Below is the data. Give it again, complete and exact.

PROVIDED DATA:
'''

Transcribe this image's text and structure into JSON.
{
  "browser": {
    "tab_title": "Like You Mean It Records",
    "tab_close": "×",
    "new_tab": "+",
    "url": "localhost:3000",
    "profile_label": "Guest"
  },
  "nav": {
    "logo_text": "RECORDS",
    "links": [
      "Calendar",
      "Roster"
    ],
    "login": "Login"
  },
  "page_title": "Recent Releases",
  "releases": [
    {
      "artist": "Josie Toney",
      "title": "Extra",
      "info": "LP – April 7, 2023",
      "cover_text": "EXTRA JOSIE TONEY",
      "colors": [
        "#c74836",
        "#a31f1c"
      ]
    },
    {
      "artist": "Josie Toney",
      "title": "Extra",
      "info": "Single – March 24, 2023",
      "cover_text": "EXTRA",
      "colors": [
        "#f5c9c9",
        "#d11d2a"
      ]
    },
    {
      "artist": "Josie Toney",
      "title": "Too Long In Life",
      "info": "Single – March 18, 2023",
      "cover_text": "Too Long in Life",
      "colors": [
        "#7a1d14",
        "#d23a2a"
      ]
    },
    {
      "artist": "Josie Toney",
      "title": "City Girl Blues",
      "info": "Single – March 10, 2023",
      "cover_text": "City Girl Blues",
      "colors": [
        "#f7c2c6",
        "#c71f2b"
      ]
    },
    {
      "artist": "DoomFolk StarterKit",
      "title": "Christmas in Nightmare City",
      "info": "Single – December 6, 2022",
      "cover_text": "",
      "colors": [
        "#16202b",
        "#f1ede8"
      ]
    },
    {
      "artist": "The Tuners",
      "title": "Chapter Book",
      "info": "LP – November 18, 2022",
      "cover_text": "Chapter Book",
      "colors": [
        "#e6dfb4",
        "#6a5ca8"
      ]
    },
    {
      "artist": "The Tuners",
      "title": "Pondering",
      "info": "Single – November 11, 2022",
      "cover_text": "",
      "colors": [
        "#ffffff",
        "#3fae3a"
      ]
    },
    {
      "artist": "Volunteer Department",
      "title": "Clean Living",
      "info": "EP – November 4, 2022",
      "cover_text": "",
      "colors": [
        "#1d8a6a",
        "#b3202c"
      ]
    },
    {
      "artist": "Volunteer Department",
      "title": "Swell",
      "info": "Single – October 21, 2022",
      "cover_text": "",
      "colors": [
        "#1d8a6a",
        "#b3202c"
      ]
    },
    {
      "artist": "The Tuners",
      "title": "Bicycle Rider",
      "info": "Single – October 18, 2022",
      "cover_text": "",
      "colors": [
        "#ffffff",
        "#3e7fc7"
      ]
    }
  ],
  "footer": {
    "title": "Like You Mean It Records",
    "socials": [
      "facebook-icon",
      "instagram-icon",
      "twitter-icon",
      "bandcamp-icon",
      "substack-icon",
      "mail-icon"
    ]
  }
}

'''

FULL ANSWER:
Transcribe this image's text and structure into JSON.
{
  "browser": {
    "tab_title": "Like You Mean It Records",
    "tab_close": "×",
    "new_tab": "+",
    "url": "localhost:3000",
    "profile_label": "Guest"
  },
  "nav": {
    "logo_text": "RECORDS",
    "links": [
      "Calendar",
      "Roster"
    ],
    "login": "Login"
  },
  "page_title": "Recent Releases",
  "releases": [
    {
      "artist": "Josie Toney",
      "title": "Extra",
      "info": "LP – April 7, 2023",
      "cover_text": "EXTRA JOSIE TONEY",
      "colors": [
        "#c74836",
        "#a31f1c"
      ]
    },
    {
      "artist": "Josie Toney",
      "title": "Extra",
      "info": "Single – March 24, 2023",
      "cover_text": "EXTRA",
      "colors": [
        "#f5c9c9",
        "#d11d2a"
      ]
    },
    {
      "artist": "Josie Toney",
      "title": "Too Long In Life",
      "info": "Single – March 18, 2023",
      "cover_text": "Too Long in Life",
      "colors": [
        "#7a1d14",
        "#d23a2a"
      ]
    },
    {
      "artist": "Josie Toney",
      "title": "City Girl Blues",
      "info": "Single – March 10, 2023",
      "cover_text": "City Girl Blues",
      "colors": [
        "#f7c2c6",
        "#c71f2b"
      ]
    },
    {
      "artist": "DoomFolk StarterKit",
      "title": "Christmas in Nightmare City",
      "info": "Single – December 6, 2022",
      "cover_text": "",
      "colors": [
        "#16202b",
        "#f1ede8"
      ]
    },
    {
      "artist": "The Tuners",
      "title": "Chapter Book",
      "info": "LP – November 18, 2022",
      "cover_text": "Chapter Book",
      "colors": [
        "#e6dfb4",
        "#6a5ca8"
      ]
    },
    {
      "artist": "The Tuners",
      "title": "Pondering",
      "info": "Single – November 11, 2022",
      "cover_text": "",
      "colors": [
        "#ffffff",
        "#3fae3a"
      ]
    },
    {
      "artist": "Volunteer Department",
      "title": "Clean Living",
      "info": "EP – November 4, 2022",
      "cover_text": "",
      "colors": [
        "#1d8a6a",
        "#b3202c"
      ]
    },
    {
      "artist": "Volunteer Department",
      "title": "Swell",
      "info": "Single – October 21, 2022",
      "cover_text": "",
      "colors": [
        "#1d8a6a",
        "#b3202c"
      ]
    },
    {
      "artist": "The Tuners",
      "title": "Bicycle Rider",
      "info": "Single – October 18, 2022",
      "cover_text": "",
      "colors": [
        "#ffffff",
        "#3e7fc7"
      ]
    }
  ],
  "footer": {
    "title": "Like You Mean It Records",
    "socials": [
      "facebook-icon",
      "instagram-icon",
      "twitter-icon",
      "bandcamp-icon",
      "substack-icon",
      "mail-icon"
    ]
  }
}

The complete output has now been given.